### Data for this task
— start —
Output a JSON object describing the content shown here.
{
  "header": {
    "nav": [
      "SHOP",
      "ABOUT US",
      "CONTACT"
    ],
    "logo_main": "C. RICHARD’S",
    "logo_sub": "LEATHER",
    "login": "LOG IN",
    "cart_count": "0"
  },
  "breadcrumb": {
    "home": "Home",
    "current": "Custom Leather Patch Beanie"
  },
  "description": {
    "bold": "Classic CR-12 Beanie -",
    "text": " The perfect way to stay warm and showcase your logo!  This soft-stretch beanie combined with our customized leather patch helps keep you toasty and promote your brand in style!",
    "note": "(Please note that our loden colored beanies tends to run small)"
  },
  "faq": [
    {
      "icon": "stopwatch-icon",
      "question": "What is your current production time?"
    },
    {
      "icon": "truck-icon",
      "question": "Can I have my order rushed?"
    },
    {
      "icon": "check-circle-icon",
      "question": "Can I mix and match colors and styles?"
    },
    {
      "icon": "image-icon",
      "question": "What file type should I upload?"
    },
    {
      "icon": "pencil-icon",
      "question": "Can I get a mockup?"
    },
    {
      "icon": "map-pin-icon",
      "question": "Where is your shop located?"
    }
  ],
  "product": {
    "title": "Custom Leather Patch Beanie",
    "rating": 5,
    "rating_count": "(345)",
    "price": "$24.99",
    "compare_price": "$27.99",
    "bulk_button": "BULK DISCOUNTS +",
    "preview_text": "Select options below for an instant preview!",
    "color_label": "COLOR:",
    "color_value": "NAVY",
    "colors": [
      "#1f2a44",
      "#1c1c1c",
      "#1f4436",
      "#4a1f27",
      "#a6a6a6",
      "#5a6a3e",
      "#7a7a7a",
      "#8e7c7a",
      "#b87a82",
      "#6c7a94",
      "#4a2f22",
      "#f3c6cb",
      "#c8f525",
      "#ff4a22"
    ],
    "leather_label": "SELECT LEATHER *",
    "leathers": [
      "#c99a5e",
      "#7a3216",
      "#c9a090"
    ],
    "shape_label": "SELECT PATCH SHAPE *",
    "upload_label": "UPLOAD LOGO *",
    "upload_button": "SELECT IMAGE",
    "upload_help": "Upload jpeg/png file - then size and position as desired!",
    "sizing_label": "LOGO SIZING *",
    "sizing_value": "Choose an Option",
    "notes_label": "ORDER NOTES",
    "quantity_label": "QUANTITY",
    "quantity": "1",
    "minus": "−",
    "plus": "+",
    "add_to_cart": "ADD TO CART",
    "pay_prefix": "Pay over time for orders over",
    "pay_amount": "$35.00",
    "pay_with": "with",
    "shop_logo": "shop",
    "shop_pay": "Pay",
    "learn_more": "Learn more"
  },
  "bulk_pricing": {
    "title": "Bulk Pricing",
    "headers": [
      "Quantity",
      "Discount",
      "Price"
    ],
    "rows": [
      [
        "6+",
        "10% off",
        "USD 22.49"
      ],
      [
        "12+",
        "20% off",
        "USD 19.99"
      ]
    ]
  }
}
— end —
### Goal of the exercise
Provide the number of lines in these entries that hold the word "your", without any accompanying text.

### Expected output
3